Stated exercise
Extract the stretch of lines that starts at the line with "OCR this image." and ends at the last line of the data below. Give it exactly, without pictures.

Material
-- BEGIN --

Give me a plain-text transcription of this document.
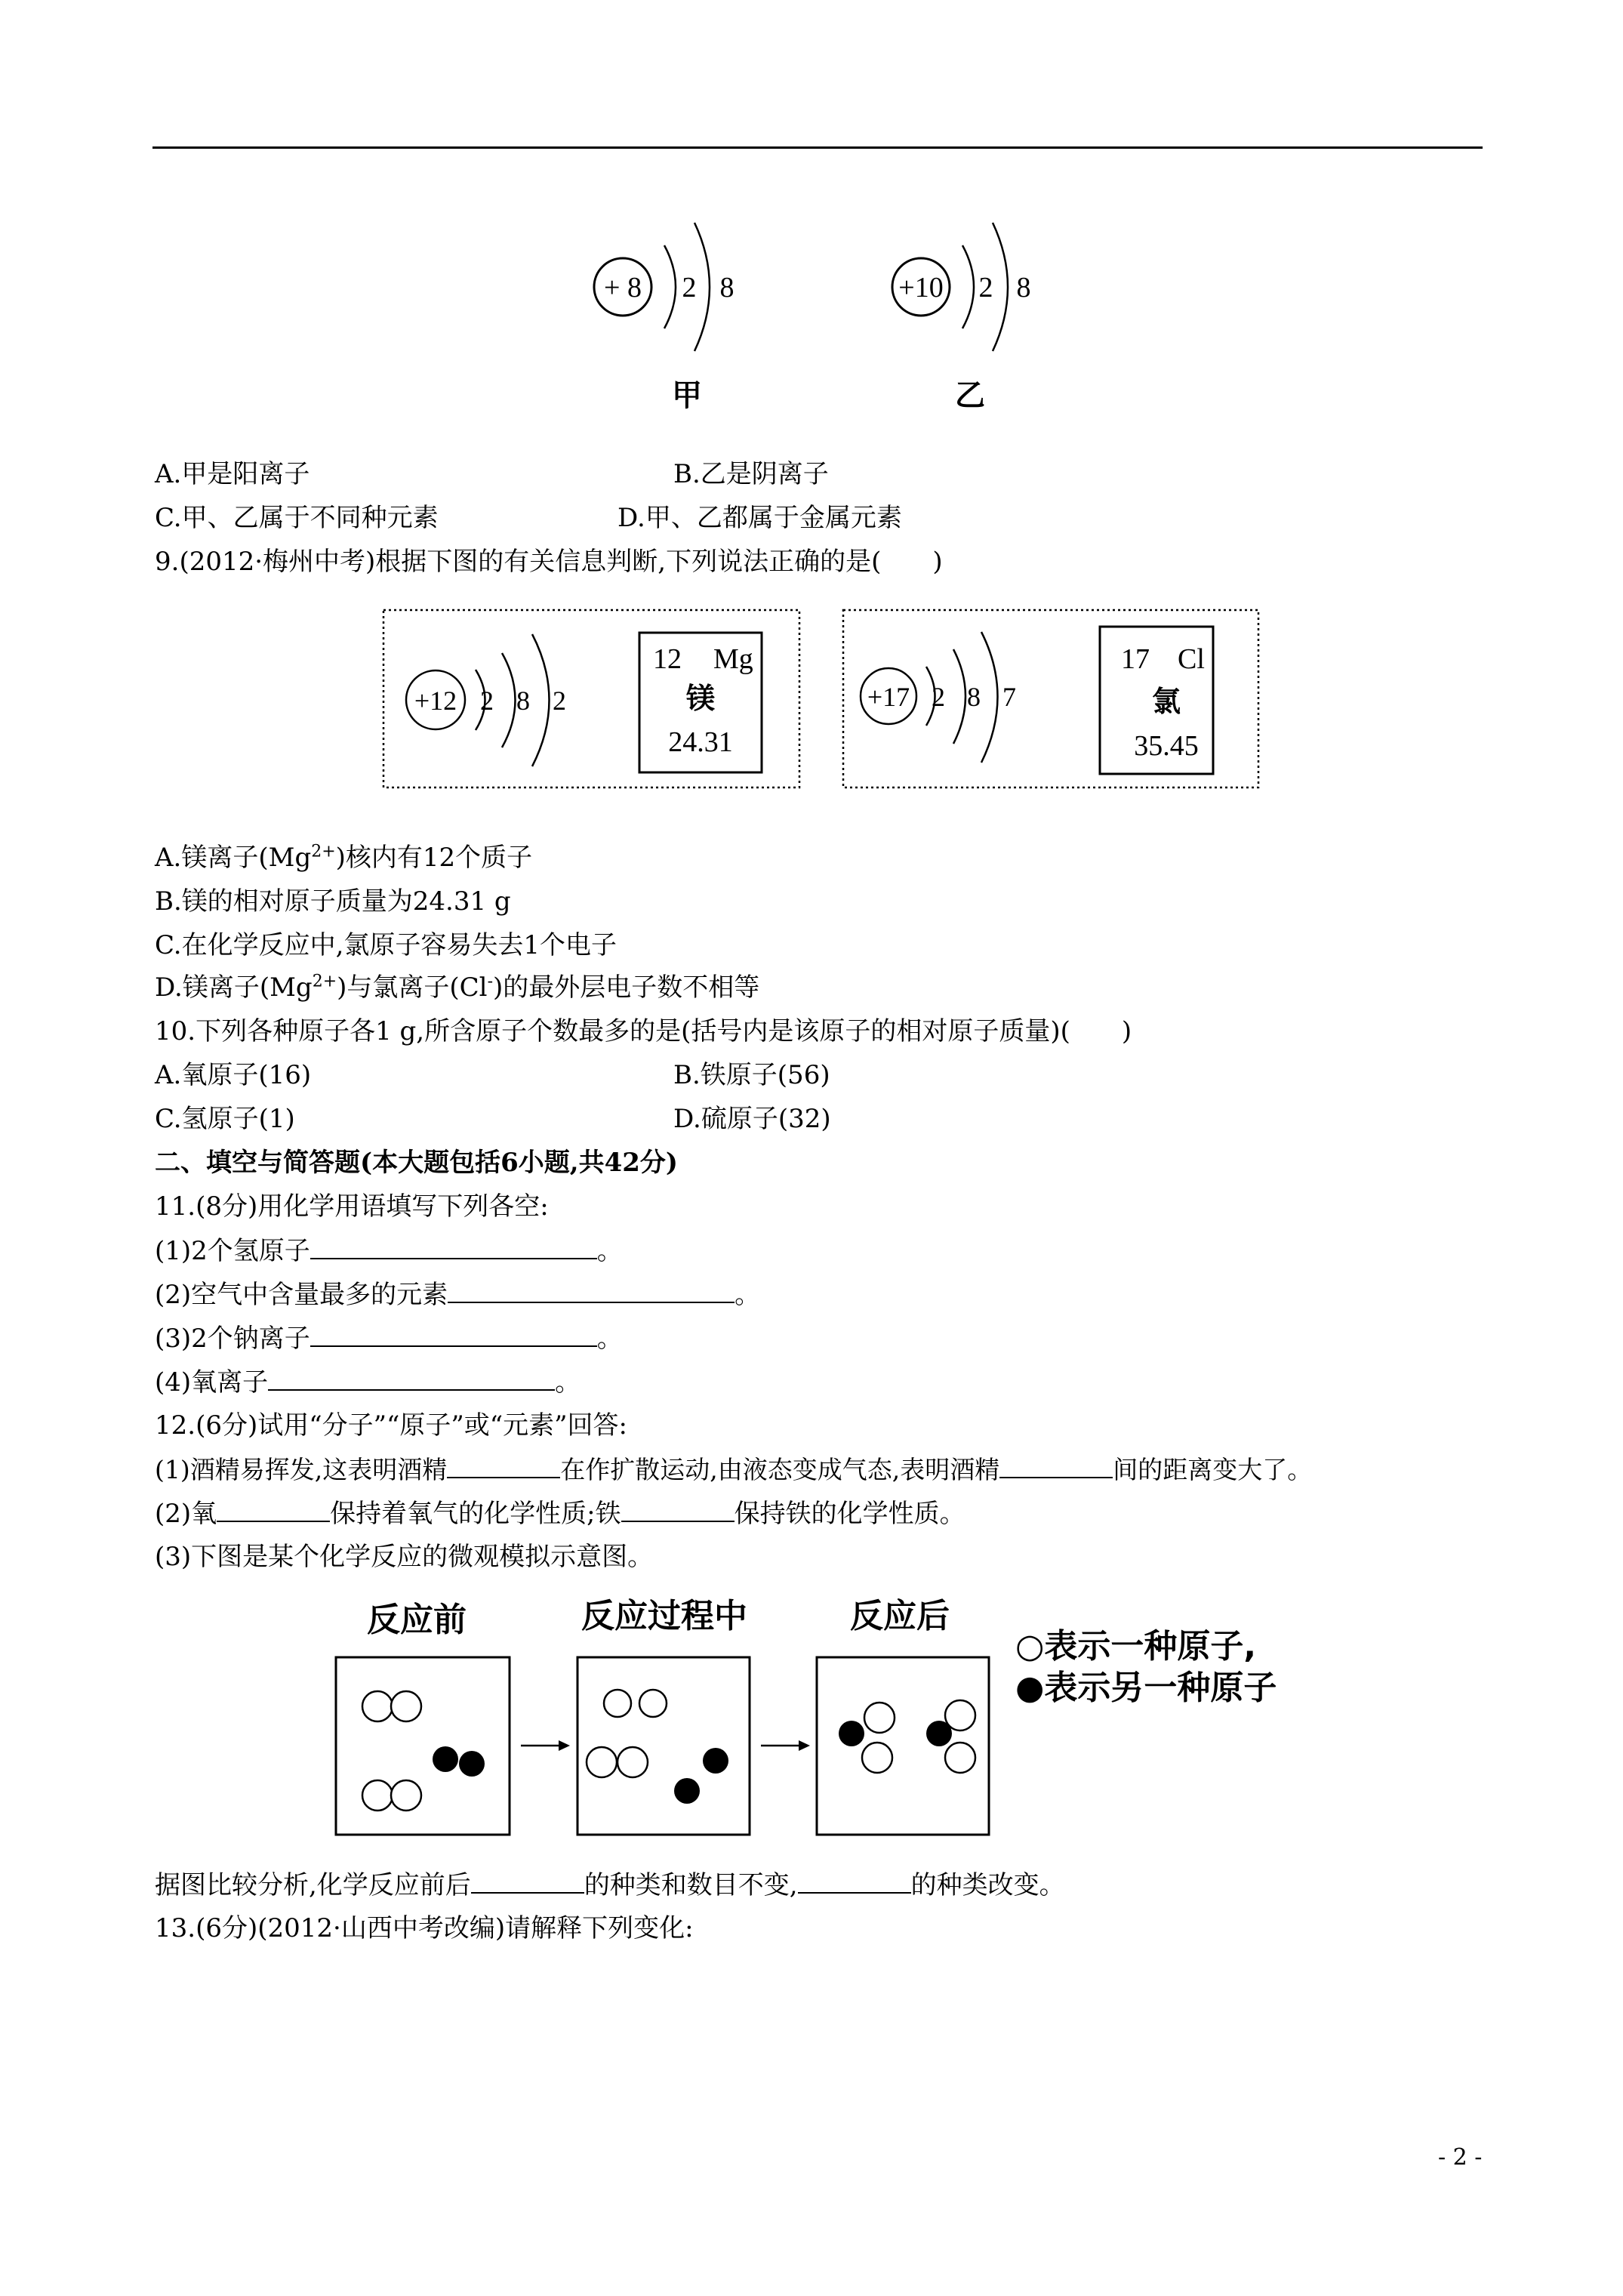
+ 8 2 8
甲
+10 2 8
乙
A.甲是阳离子	B.乙是阴离子
C.甲、乙属于不同种元素	D.甲、乙都属于金属元素
9.(2012·梅州中考)根据下图的有关信息判断,下列说法正确的是(　　)
+12 2 8 2
12 Mg
镁
24.31
+17 2 8 7
17 Cl
氯
35.45
A.镁离子$(Mg^{2+})$核内有12个质子
B.镁的相对原子质量为24.31 g
C.在化学反应中,氯原子容易失去1个电子
D.镁离子$(Mg^{2+})$与氯离子(Cl-)的最外层电子数不相等
10.下列各种原子各1 g,所含原子个数最多的是(括号内是该原子的相对原子质量)(　　)
A.氧原子(16)	B.铁原子(56)
C.氢原子(1)	D.硫原子(32)
二、填空与简答题(本大题包括6小题,共42分)
11.(8分)用化学用语填写下列各空:
(1)2个氢原子	。
(2)空气中含量最多的元素	。
(3)2个钠离子	。
(4)氧离子	。
12.(6分)试用“分子”“原子”或“元素”回答:
(1)酒精易挥发,这表明酒精	在作扩散运动,由液态变成气态,表明酒精	间的距离变大了。
(2)氧	保持着氧气的化学性质;铁	保持铁的化学性质。
(3)下图是某个化学反应的微观模拟示意图。
反应前	反应过程中	反应后
○表示一种原子,
●表示另一种原子
据图比较分析,化学反应前后	的种类和数目不变,	的种类改变。
13.(6分)(2012·山西中考改编)请解释下列变化:
- 2 -
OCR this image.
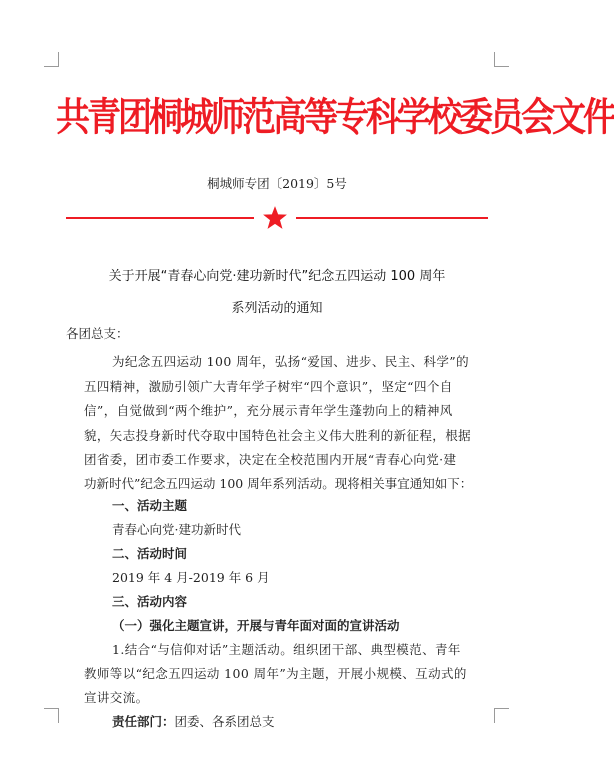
共青团桐城师范高等专科学校委员会文件
桐城师专团〔2019〕5号
关于开展“青春心向党·建功新时代”纪念五四运动 100 周年
系列活动的通知
各团总支：
为纪念五四运动 100 周年，弘扬“爱国、进步、民主、科学”的
五四精神，激励引领广大青年学子树牢“四个意识”，坚定“四个自
信”，自觉做到“两个维护”，充分展示青年学生蓬勃向上的精神风
貌，矢志投身新时代夺取中国特色社会主义伟大胜利的新征程，根据
团省委，团市委工作要求，决定在全校范围内开展“青春心向党·建
功新时代”纪念五四运动 100 周年系列活动。现将相关事宜通知如下：
一、活动主题
青春心向党·建功新时代
二、活动时间
2019 年 4 月-2019 年 6 月
三、活动内容
（一）强化主题宣讲，开展与青年面对面的宣讲活动
1.结合“与信仰对话”主题活动。组织团干部、典型模范、青年
教师等以“纪念五四运动 100 周年”为主题，开展小规模、互动式的
宣讲交流。
责任部门：团委、各系团总支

-- END --

Task output
OCR this image.
共青团桐城师范高等专科学校委员会文件
桐城师专团〔2019〕5号
关于开展“青春心向党·建功新时代”纪念五四运动 100 周年
系列活动的通知
各团总支：
为纪念五四运动 100 周年，弘扬“爱国、进步、民主、科学”的
五四精神，激励引领广大青年学子树牢“四个意识”，坚定“四个自
信”，自觉做到“两个维护”，充分展示青年学生蓬勃向上的精神风
貌，矢志投身新时代夺取中国特色社会主义伟大胜利的新征程，根据
团省委，团市委工作要求，决定在全校范围内开展“青春心向党·建
功新时代”纪念五四运动 100 周年系列活动。现将相关事宜通知如下：
一、活动主题
青春心向党·建功新时代
二、活动时间
2019 年 4 月-2019 年 6 月
三、活动内容
（一）强化主题宣讲，开展与青年面对面的宣讲活动
1.结合“与信仰对话”主题活动。组织团干部、典型模范、青年
教师等以“纪念五四运动 100 周年”为主题，开展小规模、互动式的
宣讲交流。
责任部门：团委、各系团总支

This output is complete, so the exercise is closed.